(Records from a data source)
::::
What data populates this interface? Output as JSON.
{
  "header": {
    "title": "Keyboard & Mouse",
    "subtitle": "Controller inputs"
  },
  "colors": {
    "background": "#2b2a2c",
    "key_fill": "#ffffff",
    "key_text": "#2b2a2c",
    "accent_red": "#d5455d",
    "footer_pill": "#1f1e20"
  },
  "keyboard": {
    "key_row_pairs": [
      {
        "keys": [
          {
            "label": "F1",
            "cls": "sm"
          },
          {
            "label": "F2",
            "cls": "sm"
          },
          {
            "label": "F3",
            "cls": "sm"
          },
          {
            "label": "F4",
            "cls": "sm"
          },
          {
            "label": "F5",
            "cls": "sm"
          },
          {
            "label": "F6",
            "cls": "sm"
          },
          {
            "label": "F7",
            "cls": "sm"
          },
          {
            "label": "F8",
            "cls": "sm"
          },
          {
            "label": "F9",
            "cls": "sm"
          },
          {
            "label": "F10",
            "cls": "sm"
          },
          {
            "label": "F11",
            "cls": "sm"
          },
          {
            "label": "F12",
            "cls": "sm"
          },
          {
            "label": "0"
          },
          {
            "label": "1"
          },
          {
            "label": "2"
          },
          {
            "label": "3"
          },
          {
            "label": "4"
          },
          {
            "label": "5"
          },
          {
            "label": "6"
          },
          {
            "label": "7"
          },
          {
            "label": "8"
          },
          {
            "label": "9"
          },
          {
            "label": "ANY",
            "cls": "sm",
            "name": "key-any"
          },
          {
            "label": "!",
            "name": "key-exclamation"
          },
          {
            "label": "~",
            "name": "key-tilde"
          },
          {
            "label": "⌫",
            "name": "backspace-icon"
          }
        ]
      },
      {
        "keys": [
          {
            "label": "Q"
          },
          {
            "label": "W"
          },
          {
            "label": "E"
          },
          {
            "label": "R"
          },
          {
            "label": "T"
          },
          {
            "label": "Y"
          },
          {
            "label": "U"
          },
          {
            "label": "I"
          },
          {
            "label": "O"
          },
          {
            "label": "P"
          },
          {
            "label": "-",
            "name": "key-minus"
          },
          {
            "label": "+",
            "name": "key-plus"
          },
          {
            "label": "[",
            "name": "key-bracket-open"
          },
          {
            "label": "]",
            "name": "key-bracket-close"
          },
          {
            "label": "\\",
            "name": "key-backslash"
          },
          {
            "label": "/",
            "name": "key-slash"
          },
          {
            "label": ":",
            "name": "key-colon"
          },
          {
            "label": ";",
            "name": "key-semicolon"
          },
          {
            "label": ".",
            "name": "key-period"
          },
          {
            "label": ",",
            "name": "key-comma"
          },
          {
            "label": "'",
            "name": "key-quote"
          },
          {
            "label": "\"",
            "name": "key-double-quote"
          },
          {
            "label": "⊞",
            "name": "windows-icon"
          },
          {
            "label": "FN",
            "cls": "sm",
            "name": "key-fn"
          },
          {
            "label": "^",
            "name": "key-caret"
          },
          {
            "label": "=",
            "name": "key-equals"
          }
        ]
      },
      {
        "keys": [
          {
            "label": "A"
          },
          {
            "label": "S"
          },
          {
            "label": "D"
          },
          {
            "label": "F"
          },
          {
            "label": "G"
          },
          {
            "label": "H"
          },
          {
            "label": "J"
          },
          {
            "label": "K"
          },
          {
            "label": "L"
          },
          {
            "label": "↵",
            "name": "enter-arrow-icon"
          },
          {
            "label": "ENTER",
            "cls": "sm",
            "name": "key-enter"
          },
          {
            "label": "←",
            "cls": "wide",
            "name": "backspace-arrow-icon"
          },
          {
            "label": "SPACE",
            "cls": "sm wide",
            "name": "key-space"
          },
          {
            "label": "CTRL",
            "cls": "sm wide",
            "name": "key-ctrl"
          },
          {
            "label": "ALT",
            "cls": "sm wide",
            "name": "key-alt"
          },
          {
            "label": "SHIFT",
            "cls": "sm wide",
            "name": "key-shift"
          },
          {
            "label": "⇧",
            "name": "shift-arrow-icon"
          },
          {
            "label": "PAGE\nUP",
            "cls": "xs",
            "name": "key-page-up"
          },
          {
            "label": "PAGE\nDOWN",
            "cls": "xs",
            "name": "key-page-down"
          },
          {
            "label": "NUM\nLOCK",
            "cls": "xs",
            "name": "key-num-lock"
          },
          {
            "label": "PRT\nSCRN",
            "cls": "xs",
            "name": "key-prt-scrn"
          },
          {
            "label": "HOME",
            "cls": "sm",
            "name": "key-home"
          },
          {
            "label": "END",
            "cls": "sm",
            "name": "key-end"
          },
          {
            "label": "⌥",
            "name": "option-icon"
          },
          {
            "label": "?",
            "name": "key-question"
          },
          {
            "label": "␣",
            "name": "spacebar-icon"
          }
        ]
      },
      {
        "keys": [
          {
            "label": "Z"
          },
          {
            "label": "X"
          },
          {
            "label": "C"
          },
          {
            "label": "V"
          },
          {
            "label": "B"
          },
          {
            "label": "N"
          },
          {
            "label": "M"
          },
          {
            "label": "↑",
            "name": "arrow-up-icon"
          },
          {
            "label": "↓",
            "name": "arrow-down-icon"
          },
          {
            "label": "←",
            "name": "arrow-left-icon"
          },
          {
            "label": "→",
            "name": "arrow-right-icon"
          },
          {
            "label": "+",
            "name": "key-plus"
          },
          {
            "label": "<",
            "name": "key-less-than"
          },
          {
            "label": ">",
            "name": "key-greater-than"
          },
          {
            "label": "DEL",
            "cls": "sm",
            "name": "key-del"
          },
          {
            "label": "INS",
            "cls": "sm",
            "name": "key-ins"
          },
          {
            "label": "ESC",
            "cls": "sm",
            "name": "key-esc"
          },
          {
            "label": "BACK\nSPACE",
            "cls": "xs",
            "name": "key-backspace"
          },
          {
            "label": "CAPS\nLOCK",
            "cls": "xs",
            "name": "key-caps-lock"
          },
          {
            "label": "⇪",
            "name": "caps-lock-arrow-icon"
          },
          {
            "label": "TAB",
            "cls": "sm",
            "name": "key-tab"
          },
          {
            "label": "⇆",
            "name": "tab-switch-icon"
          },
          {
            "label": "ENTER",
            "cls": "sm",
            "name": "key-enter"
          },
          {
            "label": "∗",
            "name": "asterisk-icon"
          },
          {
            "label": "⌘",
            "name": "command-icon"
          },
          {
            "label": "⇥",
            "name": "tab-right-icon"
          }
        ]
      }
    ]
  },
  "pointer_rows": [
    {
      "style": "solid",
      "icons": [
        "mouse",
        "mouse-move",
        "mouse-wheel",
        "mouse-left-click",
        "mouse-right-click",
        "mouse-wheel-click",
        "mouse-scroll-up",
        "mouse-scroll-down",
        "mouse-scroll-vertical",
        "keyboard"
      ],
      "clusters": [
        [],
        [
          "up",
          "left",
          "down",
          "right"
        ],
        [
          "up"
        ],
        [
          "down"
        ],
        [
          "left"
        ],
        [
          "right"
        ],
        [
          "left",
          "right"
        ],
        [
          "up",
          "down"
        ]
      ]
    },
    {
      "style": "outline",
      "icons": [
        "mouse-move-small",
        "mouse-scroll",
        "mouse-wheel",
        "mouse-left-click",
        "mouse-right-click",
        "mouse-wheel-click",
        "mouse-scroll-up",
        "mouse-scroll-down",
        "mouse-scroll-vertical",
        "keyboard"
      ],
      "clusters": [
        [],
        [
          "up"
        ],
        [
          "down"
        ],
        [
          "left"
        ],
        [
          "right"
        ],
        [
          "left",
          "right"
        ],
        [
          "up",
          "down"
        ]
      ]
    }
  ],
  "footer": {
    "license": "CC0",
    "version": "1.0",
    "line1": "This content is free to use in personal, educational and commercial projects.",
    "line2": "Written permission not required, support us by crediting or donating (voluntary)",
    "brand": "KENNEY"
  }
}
::::
**Prompt:** Pull out every line of the records that includes the string "quote".

**Correct response:**
            "name": "key-quote"
            "name": "key-double-quote"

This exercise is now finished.